▶ _Information provided_
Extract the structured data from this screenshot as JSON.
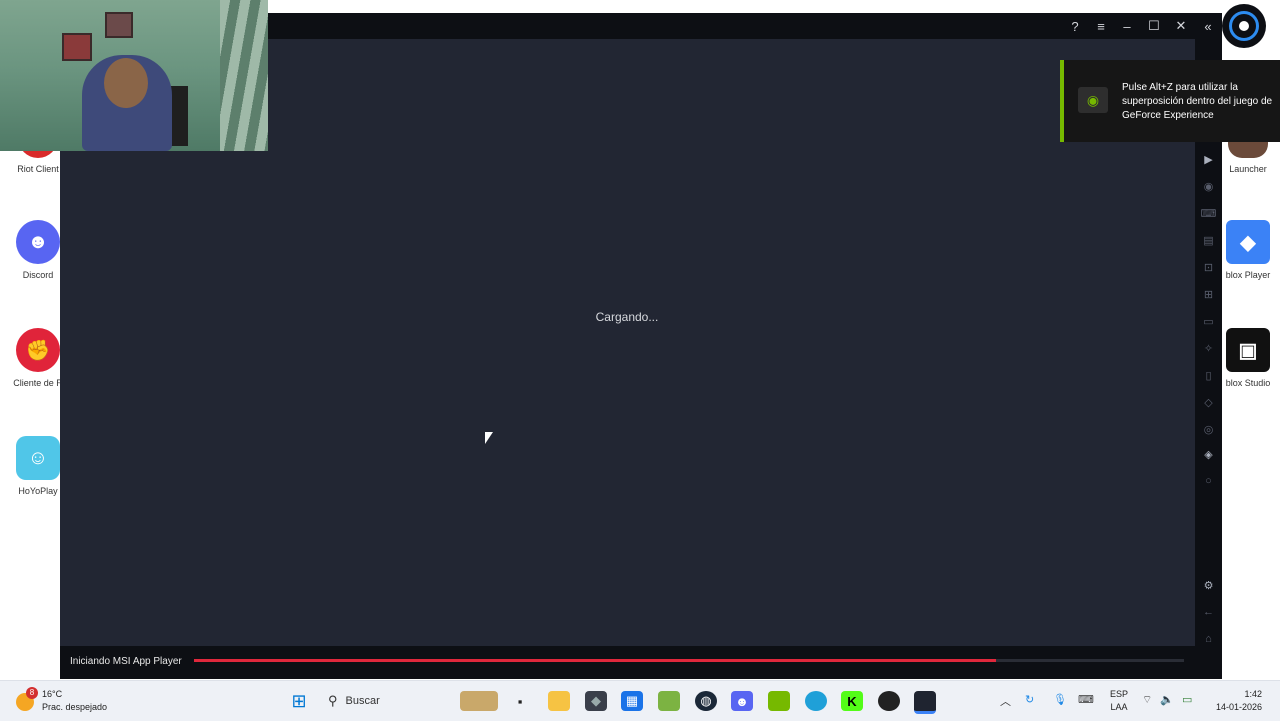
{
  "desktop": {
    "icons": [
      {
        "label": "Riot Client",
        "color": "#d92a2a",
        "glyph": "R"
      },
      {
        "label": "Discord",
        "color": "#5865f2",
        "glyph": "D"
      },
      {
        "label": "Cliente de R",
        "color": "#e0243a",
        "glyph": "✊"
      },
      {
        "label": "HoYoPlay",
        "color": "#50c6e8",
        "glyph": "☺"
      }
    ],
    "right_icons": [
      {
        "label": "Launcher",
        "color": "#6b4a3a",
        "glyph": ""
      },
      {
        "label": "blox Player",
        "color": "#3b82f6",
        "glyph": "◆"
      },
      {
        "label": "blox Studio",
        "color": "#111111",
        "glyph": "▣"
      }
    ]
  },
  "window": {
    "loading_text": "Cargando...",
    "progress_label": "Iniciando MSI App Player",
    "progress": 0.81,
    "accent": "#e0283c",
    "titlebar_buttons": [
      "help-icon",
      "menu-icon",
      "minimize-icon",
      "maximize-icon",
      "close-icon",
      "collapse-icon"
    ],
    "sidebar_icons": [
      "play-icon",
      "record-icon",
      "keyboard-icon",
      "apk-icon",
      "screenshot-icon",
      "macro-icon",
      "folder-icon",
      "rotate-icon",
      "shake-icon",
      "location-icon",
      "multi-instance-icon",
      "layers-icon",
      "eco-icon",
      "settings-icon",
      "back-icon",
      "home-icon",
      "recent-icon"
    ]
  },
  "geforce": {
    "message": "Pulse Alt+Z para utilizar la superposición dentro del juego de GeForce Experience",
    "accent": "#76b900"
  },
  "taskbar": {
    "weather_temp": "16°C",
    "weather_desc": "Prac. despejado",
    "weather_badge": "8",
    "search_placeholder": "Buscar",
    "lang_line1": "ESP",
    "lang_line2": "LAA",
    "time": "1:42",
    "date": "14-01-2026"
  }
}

* * *

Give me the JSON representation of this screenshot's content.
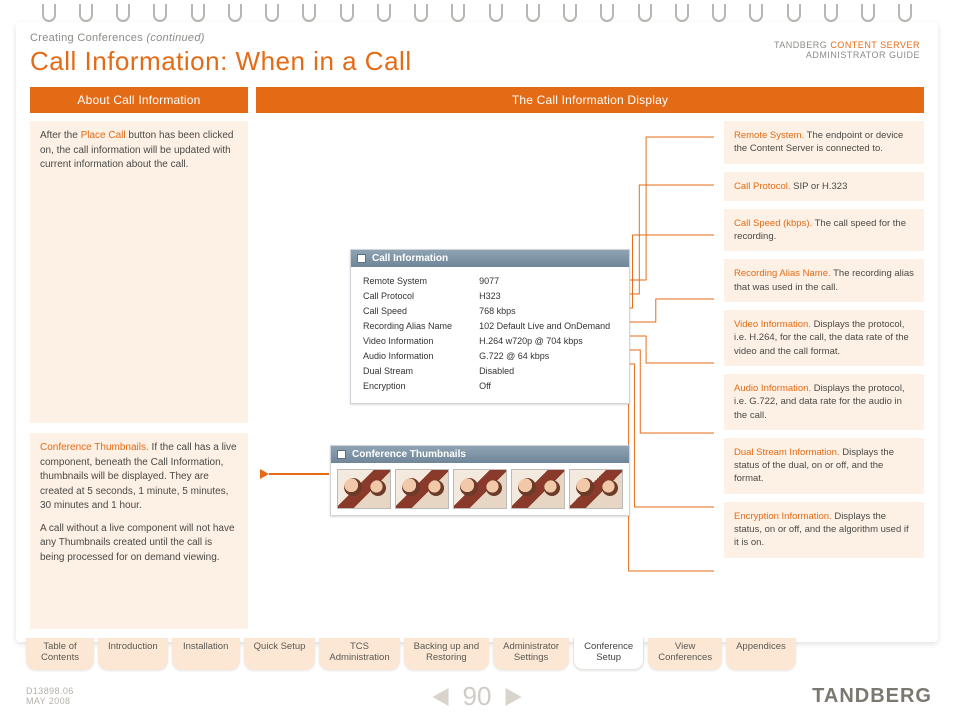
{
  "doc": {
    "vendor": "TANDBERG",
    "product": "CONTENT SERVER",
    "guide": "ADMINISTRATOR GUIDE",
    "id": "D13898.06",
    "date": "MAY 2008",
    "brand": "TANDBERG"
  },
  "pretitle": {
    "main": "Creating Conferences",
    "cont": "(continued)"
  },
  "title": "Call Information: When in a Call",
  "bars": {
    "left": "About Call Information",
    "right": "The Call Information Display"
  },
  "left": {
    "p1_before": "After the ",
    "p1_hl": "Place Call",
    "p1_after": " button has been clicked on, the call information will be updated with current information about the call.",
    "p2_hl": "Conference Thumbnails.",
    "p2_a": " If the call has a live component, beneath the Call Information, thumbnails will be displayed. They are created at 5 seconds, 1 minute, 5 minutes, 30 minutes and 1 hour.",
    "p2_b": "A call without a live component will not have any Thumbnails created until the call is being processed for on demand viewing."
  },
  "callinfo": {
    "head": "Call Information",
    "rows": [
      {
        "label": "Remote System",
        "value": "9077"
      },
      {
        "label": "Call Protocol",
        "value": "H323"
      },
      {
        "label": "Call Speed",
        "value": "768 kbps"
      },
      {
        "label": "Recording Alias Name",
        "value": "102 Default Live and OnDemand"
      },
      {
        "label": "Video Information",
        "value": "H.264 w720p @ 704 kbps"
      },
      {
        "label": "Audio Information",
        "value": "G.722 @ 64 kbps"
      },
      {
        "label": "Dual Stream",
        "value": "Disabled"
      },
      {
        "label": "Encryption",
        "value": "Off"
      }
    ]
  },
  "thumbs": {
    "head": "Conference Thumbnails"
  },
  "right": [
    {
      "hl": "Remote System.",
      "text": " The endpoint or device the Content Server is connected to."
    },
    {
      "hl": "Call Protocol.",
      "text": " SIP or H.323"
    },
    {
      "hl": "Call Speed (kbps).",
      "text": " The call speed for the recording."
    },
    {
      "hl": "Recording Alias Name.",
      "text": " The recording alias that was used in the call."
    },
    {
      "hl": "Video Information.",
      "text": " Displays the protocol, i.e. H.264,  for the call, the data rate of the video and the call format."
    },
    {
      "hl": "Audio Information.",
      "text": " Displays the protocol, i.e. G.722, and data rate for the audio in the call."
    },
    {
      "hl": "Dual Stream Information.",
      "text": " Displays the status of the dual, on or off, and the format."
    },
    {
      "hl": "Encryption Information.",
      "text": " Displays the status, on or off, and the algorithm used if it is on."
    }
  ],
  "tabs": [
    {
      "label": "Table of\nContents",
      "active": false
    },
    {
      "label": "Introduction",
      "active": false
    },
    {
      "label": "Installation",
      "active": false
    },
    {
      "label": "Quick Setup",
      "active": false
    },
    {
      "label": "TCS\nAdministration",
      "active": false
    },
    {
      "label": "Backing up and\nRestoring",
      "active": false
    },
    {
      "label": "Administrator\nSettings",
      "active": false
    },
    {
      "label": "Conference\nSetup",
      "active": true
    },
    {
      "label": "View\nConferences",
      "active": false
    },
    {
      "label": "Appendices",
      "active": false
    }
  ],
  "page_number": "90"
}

▶ _Exercise objective_
From the entries, report each line that includes the word "Name".

▶ _Exercise response_
        "label": "Recording Alias Name",
      "hl": "Recording Alias Name.",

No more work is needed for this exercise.